### TO DO
Going through the entries below, find how many lines hold "Fund", then give that number alone.

### RECORDS PROVIDED
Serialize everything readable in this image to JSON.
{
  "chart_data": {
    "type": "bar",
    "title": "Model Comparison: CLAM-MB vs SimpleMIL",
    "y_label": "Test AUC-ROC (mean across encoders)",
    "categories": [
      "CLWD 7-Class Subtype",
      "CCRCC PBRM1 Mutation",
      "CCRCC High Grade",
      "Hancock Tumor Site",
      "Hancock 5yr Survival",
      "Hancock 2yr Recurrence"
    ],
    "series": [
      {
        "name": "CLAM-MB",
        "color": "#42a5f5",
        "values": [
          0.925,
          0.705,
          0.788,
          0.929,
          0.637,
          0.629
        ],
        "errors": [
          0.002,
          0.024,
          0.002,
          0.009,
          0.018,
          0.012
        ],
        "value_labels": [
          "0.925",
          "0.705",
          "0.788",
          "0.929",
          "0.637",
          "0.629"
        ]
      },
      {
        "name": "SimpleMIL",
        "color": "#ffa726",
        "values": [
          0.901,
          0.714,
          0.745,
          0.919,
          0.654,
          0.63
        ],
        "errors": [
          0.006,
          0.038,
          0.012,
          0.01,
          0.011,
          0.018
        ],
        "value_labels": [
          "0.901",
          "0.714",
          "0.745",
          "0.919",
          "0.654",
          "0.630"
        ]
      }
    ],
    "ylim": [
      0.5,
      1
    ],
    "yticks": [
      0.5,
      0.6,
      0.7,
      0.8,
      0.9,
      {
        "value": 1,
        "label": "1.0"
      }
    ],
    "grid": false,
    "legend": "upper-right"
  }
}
--
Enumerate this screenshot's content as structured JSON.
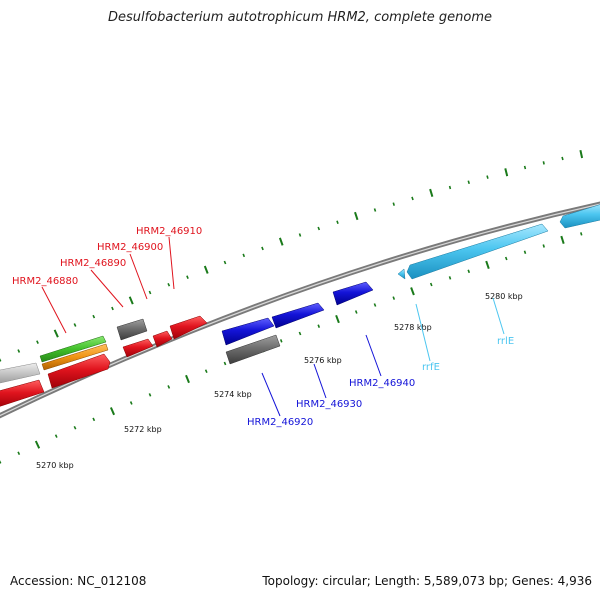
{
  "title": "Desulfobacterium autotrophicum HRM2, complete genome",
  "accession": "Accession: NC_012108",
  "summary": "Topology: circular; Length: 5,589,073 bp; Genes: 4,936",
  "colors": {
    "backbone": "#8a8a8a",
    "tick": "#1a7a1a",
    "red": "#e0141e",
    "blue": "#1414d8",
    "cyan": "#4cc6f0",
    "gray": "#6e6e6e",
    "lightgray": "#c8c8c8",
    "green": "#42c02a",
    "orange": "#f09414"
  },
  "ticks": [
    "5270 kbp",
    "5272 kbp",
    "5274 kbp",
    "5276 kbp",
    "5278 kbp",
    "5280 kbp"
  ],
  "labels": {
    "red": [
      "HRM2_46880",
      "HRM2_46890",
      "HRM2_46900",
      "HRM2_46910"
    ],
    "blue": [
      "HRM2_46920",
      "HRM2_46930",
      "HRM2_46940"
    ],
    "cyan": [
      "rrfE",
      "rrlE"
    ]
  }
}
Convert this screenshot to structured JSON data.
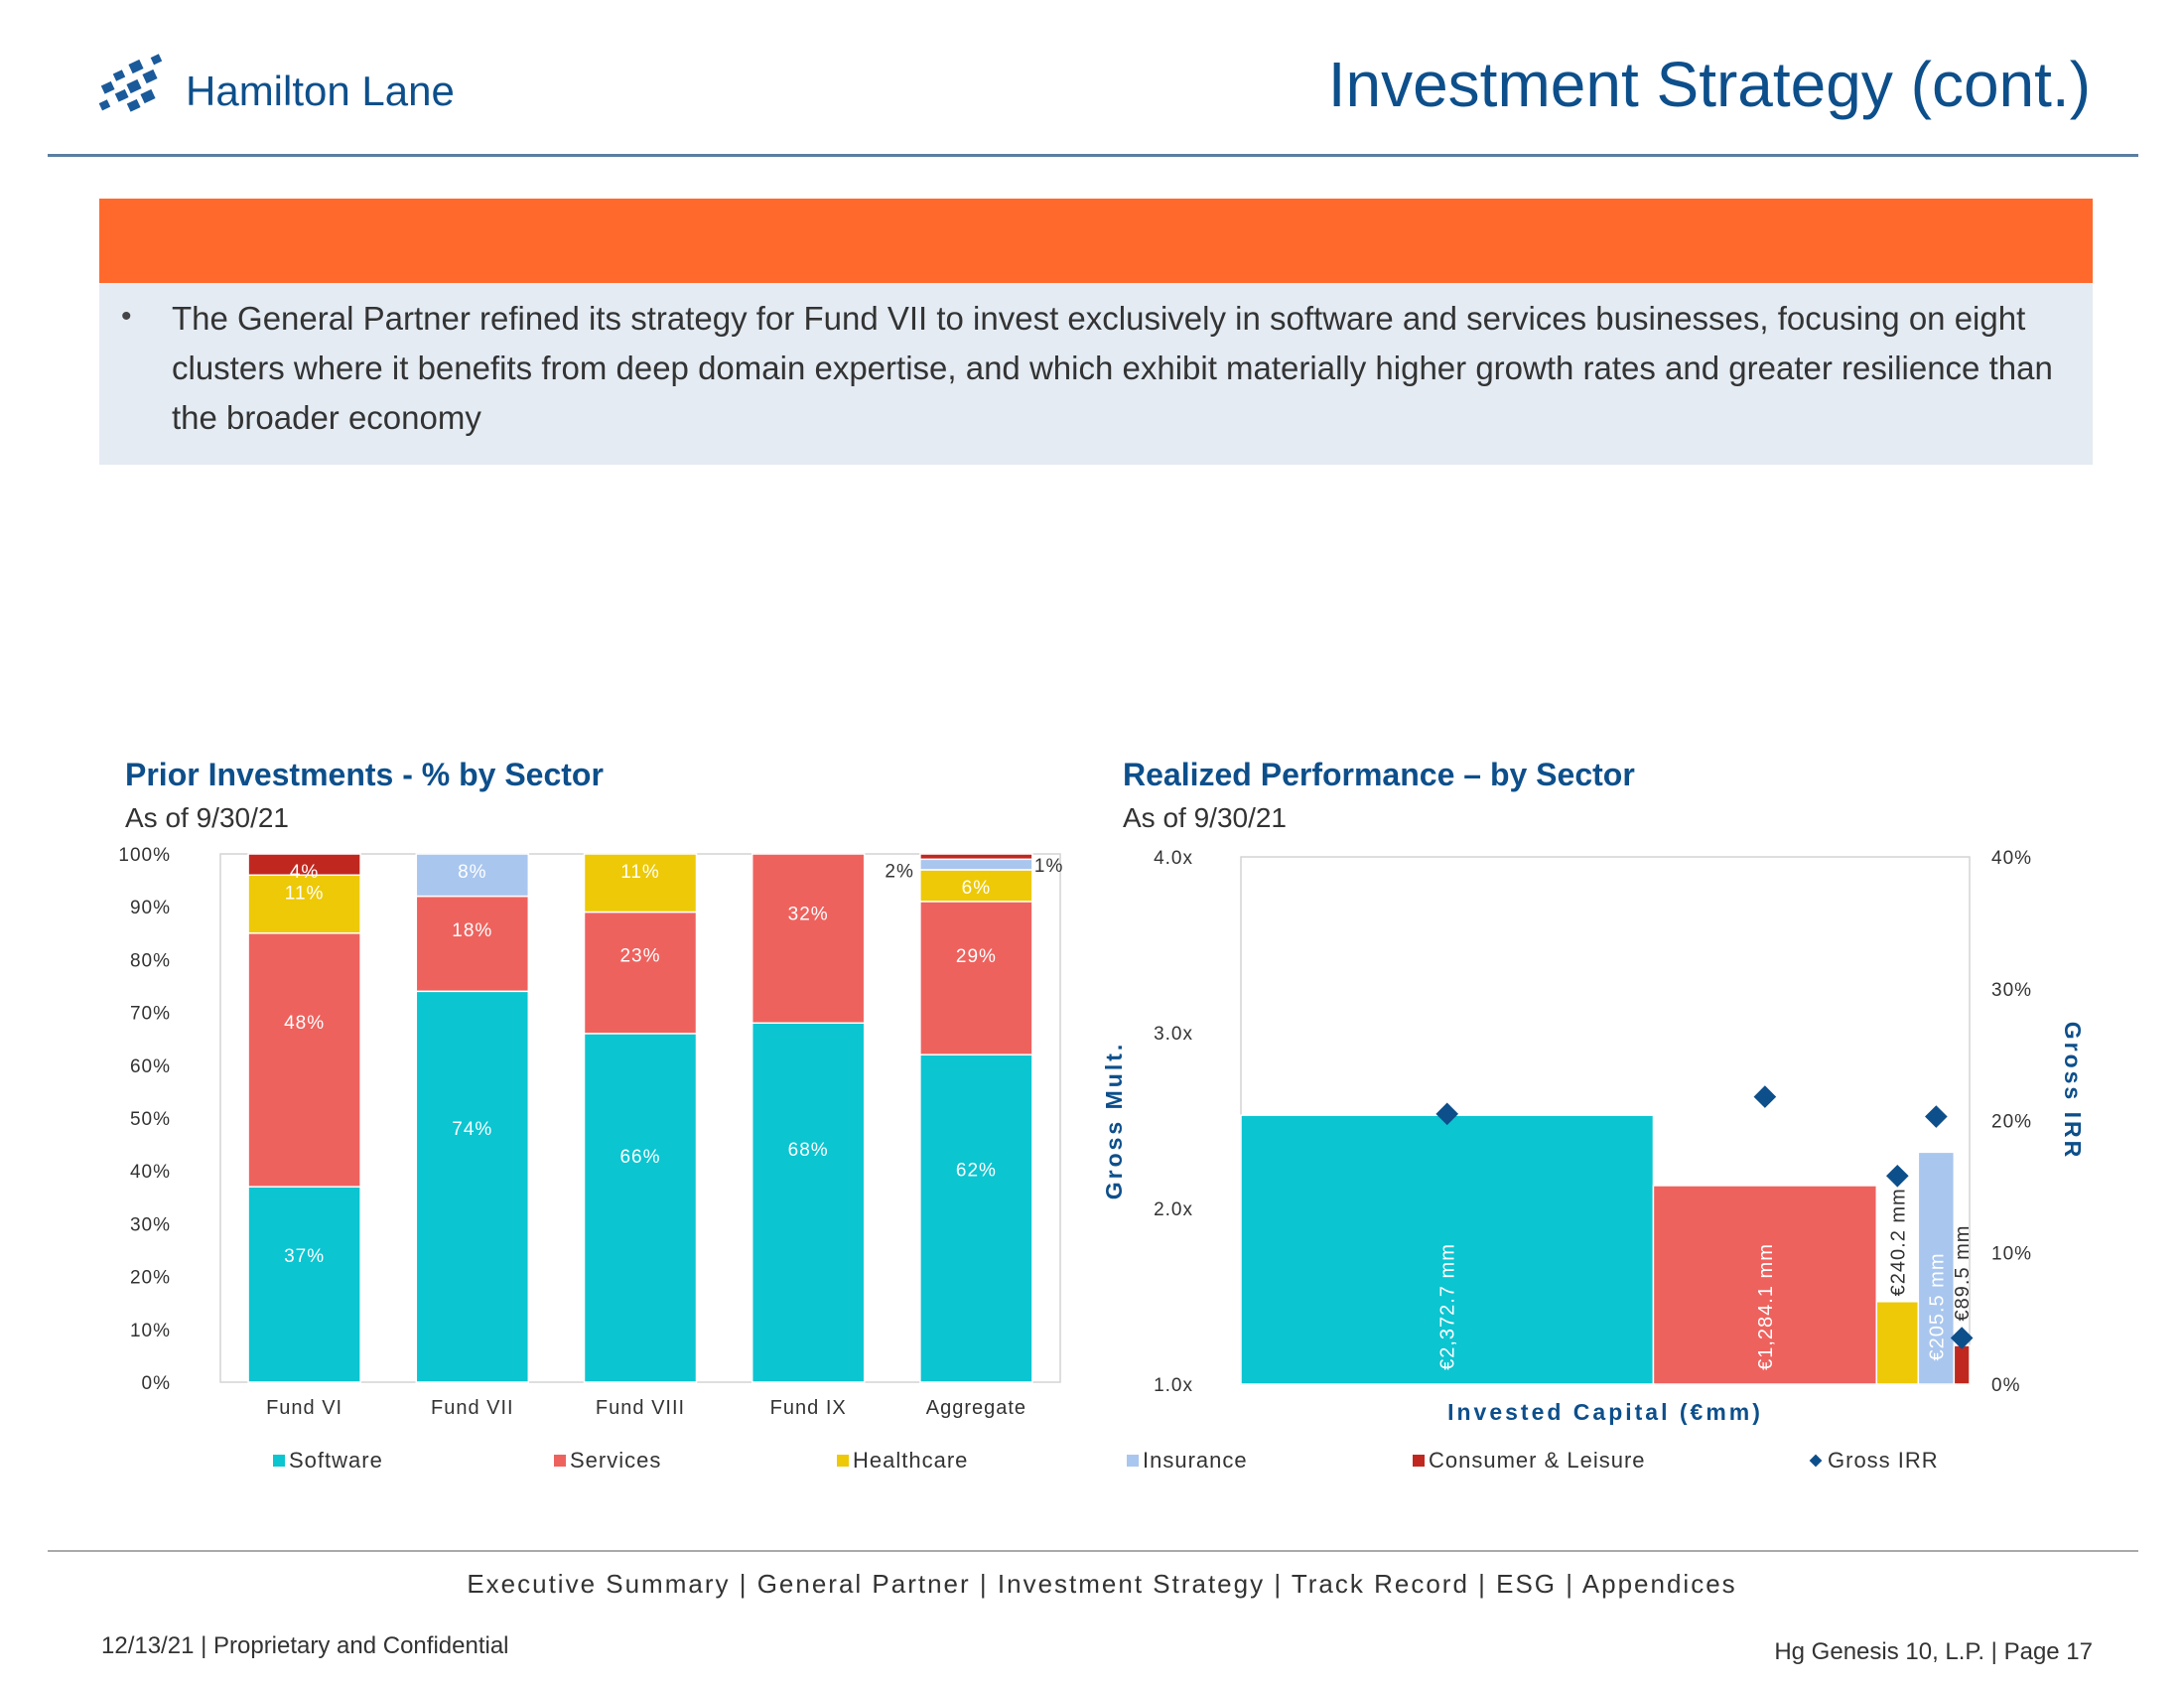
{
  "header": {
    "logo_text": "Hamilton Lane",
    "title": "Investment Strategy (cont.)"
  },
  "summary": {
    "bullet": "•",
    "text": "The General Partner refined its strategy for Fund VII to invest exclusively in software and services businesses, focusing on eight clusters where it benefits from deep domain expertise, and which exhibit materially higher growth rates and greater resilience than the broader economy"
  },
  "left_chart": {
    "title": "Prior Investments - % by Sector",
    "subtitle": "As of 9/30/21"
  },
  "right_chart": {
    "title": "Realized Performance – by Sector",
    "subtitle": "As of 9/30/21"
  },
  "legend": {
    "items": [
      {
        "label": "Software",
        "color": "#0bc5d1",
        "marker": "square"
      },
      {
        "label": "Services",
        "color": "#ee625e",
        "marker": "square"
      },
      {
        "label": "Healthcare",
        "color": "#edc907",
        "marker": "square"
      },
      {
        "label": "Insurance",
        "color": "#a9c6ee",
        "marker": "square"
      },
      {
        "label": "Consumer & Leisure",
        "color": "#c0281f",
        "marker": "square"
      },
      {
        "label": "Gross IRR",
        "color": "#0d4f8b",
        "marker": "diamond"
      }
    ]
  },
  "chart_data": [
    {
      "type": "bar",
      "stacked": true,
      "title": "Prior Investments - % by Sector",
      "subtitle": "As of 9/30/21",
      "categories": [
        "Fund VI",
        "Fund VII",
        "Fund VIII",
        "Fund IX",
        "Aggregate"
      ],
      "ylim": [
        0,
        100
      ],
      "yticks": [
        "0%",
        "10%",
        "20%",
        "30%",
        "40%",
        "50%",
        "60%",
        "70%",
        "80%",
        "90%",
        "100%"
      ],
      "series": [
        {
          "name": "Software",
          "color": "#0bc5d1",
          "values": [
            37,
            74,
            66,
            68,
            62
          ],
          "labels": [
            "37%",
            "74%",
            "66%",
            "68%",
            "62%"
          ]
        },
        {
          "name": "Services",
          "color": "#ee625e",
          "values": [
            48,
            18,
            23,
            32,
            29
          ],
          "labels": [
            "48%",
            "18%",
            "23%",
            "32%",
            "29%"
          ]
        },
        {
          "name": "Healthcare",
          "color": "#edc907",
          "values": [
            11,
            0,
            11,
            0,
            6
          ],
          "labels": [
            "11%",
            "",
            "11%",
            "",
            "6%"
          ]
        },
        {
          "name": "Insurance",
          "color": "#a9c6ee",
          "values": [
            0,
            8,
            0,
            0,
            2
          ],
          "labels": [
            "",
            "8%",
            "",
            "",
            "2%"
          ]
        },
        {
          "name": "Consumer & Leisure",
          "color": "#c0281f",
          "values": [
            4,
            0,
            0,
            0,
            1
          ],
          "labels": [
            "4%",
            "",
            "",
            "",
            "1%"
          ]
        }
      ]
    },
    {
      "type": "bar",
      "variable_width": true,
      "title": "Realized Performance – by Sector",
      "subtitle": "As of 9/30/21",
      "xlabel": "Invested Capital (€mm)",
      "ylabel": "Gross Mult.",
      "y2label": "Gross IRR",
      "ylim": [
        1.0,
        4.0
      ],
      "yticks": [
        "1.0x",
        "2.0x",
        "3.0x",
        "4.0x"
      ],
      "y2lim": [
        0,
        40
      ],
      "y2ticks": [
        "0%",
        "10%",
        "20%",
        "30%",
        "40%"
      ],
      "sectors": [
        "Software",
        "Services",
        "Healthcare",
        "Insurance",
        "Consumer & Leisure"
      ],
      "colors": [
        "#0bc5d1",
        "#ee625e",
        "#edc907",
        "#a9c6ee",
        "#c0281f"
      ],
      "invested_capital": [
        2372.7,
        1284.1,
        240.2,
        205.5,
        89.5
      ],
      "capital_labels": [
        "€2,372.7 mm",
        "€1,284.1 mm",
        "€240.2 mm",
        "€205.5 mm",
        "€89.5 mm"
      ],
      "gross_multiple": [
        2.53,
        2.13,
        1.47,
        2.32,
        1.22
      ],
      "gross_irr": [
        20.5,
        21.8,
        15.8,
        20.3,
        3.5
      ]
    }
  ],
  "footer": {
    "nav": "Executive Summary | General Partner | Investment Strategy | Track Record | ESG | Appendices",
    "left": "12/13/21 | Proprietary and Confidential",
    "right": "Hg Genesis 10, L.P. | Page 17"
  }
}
==
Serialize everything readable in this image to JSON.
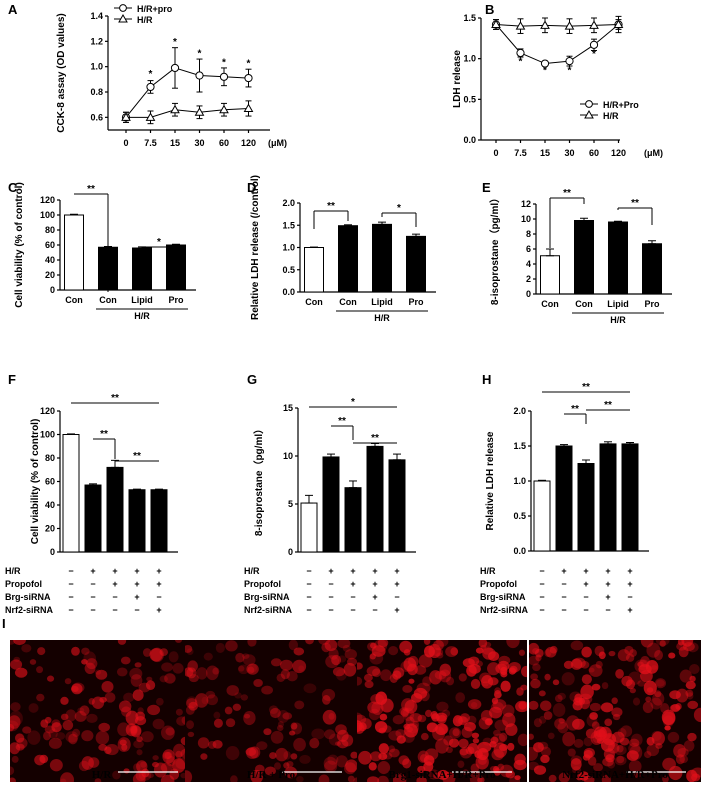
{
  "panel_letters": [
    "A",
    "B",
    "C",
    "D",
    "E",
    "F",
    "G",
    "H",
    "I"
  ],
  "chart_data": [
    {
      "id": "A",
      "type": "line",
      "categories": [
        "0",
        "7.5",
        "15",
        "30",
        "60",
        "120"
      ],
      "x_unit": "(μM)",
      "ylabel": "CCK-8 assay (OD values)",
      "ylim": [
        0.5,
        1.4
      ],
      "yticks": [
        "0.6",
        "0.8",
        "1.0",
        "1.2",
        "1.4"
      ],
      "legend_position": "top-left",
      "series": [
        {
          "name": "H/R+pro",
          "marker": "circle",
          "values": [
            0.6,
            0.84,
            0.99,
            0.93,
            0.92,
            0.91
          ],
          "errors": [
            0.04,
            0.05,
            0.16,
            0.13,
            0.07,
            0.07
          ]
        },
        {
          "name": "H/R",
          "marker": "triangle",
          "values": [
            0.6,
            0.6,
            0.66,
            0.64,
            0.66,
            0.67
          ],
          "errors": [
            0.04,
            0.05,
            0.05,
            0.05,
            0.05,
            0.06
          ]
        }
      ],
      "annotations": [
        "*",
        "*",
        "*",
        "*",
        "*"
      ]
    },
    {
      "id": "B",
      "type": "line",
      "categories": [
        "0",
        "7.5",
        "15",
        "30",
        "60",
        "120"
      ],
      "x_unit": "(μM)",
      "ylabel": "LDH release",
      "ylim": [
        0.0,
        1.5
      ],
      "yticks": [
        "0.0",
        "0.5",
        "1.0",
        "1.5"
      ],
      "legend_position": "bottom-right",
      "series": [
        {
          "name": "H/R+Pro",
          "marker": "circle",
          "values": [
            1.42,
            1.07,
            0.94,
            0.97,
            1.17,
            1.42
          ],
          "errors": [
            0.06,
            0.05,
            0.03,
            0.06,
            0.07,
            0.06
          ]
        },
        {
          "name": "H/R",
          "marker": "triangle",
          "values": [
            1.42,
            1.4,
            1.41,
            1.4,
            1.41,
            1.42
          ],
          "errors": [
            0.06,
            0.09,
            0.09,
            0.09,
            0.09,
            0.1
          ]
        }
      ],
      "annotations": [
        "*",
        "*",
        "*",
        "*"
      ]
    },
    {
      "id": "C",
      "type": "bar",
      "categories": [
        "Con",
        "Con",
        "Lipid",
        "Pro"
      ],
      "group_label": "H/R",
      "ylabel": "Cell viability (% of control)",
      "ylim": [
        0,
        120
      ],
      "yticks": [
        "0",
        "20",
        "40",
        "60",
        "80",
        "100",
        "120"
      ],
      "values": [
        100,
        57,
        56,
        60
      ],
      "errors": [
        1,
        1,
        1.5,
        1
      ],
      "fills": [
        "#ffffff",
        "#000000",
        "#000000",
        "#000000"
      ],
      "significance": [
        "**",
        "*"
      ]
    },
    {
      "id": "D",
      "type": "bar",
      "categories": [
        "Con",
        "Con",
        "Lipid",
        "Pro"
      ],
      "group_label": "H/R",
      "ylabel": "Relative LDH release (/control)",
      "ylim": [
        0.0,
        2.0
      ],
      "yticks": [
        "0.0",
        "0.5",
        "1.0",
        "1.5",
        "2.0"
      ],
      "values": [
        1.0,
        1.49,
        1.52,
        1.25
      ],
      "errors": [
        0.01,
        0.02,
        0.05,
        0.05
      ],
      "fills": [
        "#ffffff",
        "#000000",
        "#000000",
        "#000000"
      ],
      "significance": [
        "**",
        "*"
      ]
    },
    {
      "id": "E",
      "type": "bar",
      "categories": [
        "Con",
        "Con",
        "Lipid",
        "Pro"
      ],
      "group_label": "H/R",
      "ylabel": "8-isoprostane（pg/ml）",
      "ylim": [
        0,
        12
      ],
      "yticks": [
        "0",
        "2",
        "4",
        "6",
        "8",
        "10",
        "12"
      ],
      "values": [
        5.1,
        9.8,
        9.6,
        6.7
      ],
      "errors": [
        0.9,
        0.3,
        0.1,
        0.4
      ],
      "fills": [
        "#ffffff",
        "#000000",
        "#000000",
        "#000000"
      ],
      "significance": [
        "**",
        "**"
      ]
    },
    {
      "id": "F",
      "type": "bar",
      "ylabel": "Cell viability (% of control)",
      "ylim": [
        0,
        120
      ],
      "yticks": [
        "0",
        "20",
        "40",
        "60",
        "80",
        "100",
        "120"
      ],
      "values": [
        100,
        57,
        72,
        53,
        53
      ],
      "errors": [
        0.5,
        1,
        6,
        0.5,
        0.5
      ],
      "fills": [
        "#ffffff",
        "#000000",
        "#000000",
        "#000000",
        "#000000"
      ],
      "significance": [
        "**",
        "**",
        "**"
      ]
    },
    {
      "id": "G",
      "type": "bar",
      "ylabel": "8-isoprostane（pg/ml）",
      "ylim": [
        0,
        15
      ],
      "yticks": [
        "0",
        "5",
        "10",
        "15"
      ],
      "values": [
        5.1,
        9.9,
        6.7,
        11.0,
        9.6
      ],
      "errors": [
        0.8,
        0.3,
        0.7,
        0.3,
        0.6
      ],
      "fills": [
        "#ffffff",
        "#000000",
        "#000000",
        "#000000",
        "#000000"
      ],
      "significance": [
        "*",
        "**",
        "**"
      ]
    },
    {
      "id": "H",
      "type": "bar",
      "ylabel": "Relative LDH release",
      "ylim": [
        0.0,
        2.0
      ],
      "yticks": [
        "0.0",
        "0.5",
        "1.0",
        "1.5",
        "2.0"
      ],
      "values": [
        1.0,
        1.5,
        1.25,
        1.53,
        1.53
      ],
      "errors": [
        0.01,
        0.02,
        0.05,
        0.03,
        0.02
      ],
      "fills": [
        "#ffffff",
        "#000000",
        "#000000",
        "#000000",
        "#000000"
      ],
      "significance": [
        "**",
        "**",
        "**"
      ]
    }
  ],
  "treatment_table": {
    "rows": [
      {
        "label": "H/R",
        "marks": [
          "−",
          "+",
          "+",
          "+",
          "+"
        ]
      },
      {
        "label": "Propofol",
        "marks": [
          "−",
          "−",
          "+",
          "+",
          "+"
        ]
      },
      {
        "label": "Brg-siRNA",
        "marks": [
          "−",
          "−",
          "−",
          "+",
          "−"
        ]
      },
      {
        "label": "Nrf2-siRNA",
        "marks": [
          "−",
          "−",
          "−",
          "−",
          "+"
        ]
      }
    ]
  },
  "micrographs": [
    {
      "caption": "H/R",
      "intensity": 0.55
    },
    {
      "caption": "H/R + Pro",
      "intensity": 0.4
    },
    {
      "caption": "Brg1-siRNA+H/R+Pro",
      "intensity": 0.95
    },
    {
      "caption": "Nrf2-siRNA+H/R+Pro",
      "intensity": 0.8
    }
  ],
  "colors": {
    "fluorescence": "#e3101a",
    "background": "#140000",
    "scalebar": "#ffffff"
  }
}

### YOUR SOLUTION
5